THE PROBLEM
Skip the pictures. Repeat everything else in the records word for word.

##### RECORDS SHOWN #####

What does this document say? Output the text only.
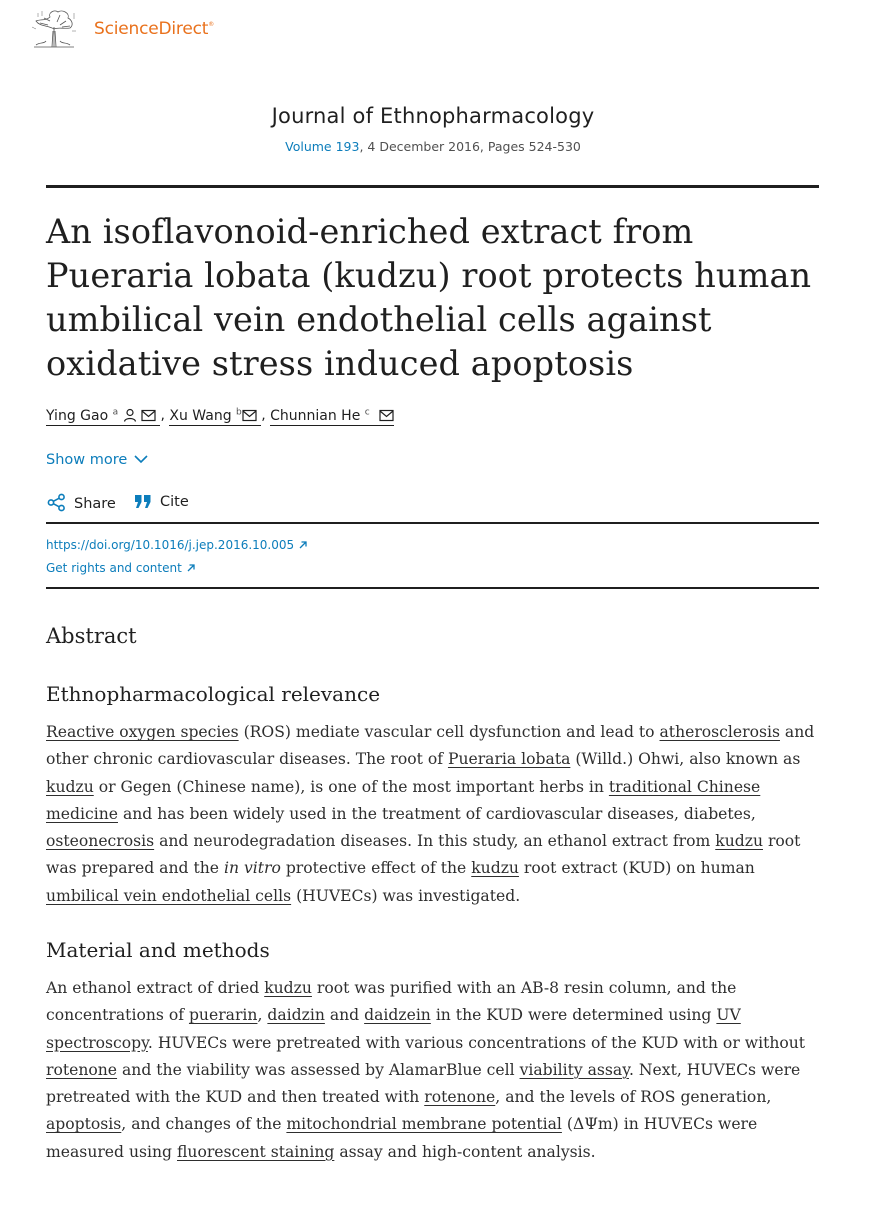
ScienceDirect®
Journal of Ethnopharmacology
Volume 193, 4 December 2016, Pages 524-530
An isoflavonoid-enriched extract from Pueraria lobata (kudzu) root protects human umbilical vein endothelial cells against oxidative stress induced apoptosis
Ying Gao $^a$	, Xu Wang $^b$ , Chunnian He $^c$
Show more
Share	Cite
https://doi.org/10.1016/j.jep.2016.10.005
Get rights and content
Abstract
Ethnopharmacological relevance

Reactive oxygen species (ROS) mediate vascular cell dysfunction and lead to atherosclerosis and other chronic cardiovascular diseases. The root of Pueraria lobata (Willd.) Ohwi, also known as kudzu or Gegen (Chinese name), is one of the most important herbs in traditional Chinese medicine and has been widely used in the treatment of cardiovascular diseases, diabetes, osteonecrosis and neurodegradation diseases. In this study, an ethanol extract from kudzu root was prepared and the in vitro protective effect of the kudzu root extract (KUD) on human umbilical vein endothelial cells (HUVECs) was investigated.

Material and methods

An ethanol extract of dried kudzu root was purified with an AB-8 resin column, and the concentrations of puerarin, daidzin and daidzein in the KUD were determined using UV spectroscopy. HUVECs were pretreated with various concentrations of the KUD with or without rotenone and the viability was assessed by AlamarBlue cell viability assay. Next, HUVECs were pretreated with the KUD and then treated with rotenone, and the levels of ROS generation, apoptosis, and changes of the mitochondrial membrane potential (ΔΨm) in HUVECs were measured using fluorescent staining assay and high-content analysis.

#####

WRITTEN REPLY
What does this document say? Output the text only.
ScienceDirect®
Journal of Ethnopharmacology
Volume 193, 4 December 2016, Pages 524-530
An isoflavonoid-enriched extract from Pueraria lobata (kudzu) root protects human umbilical vein endothelial cells against oxidative stress induced apoptosis
Ying Gao $^a$	, Xu Wang $^b$ , Chunnian He $^c$
Show more
Share	Cite
https://doi.org/10.1016/j.jep.2016.10.005
Get rights and content
Abstract
Ethnopharmacological relevance

Reactive oxygen species (ROS) mediate vascular cell dysfunction and lead to atherosclerosis and other chronic cardiovascular diseases. The root of Pueraria lobata (Willd.) Ohwi, also known as kudzu or Gegen (Chinese name), is one of the most important herbs in traditional Chinese medicine and has been widely used in the treatment of cardiovascular diseases, diabetes, osteonecrosis and neurodegradation diseases. In this study, an ethanol extract from kudzu root was prepared and the in vitro protective effect of the kudzu root extract (KUD) on human umbilical vein endothelial cells (HUVECs) was investigated.

Material and methods

An ethanol extract of dried kudzu root was purified with an AB-8 resin column, and the concentrations of puerarin, daidzin and daidzein in the KUD were determined using UV spectroscopy. HUVECs were pretreated with various concentrations of the KUD with or without rotenone and the viability was assessed by AlamarBlue cell viability assay. Next, HUVECs were pretreated with the KUD and then treated with rotenone, and the levels of ROS generation, apoptosis, and changes of the mitochondrial membrane potential (ΔΨm) in HUVECs were measured using fluorescent staining assay and high-content analysis.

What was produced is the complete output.